## [REQUIREMENTS]
Exactly as written, quote every line that follows, skipping the images.
======== SOURCE RECORDS
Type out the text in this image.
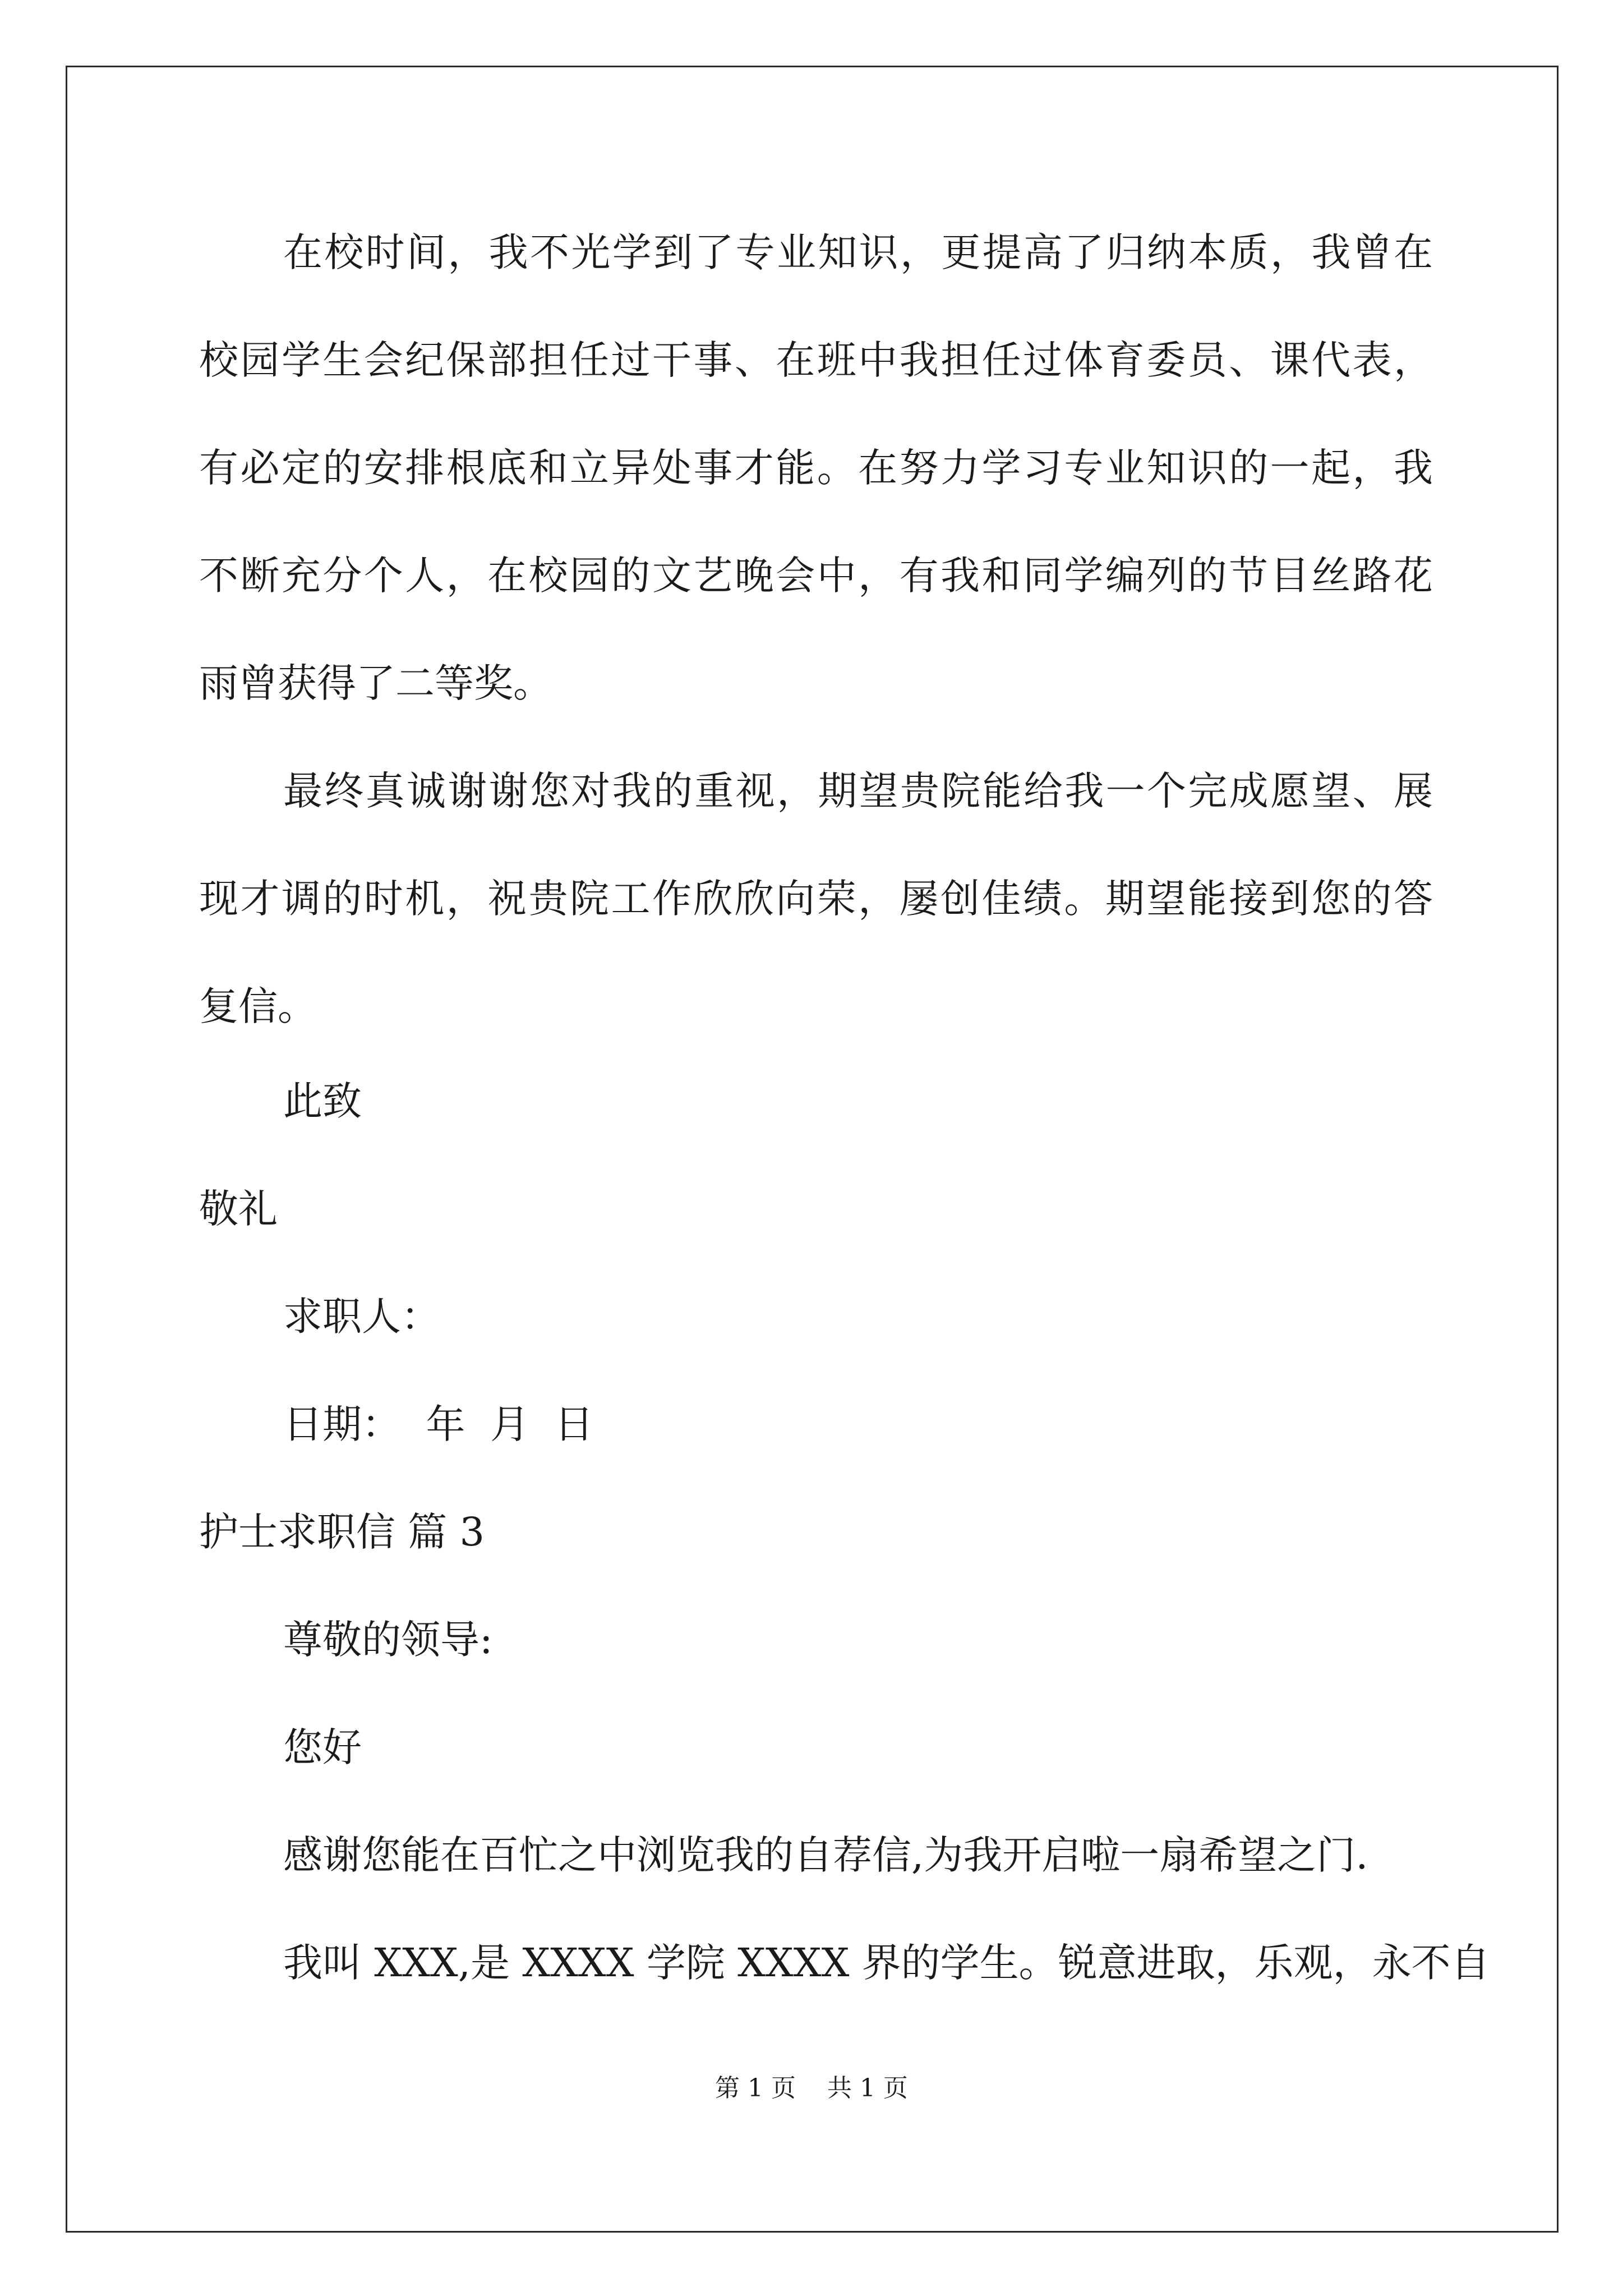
在校时间，我不光学到了专业知识，更提高了归纳本质，我曾在
校园学生会纪保部担任过干事、在班中我担任过体育委员、课代表，
有必定的安排根底和立异处事才能。在努力学习专业知识的一起，我
不断充分个人，在校园的文艺晚会中，有我和同学编列的节目丝路花
雨曾获得了二等奖。
最终真诚谢谢您对我的重视，期望贵院能给我一个完成愿望、展
现才调的时机，祝贵院工作欣欣向荣，屡创佳绩。期望能接到您的答
复信。
此致
敬礼
求职人：
日期：  年  月  日
护士求职信 篇 3
尊敬的领导:
您好
感谢您能在百忙之中浏览我的自荐信,为我开启啦一扇希望之门.
我叫 XXX,是 XXXX 学院 XXXX 界的学生。锐意进取，乐观，永不自
第 1 页    共 1 页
================
## [THE OUTPUT]
Type out the text in this image.
在校时间，我不光学到了专业知识，更提高了归纳本质，我曾在
校园学生会纪保部担任过干事、在班中我担任过体育委员、课代表，
有必定的安排根底和立异处事才能。在努力学习专业知识的一起，我
不断充分个人，在校园的文艺晚会中，有我和同学编列的节目丝路花
雨曾获得了二等奖。
最终真诚谢谢您对我的重视，期望贵院能给我一个完成愿望、展
现才调的时机，祝贵院工作欣欣向荣，屡创佳绩。期望能接到您的答
复信。
此致
敬礼
求职人：
日期：  年  月  日
护士求职信 篇 3
尊敬的领导:
您好
感谢您能在百忙之中浏览我的自荐信,为我开启啦一扇希望之门.
我叫 XXX,是 XXXX 学院 XXXX 界的学生。锐意进取，乐观，永不自
第 1 页    共 1 页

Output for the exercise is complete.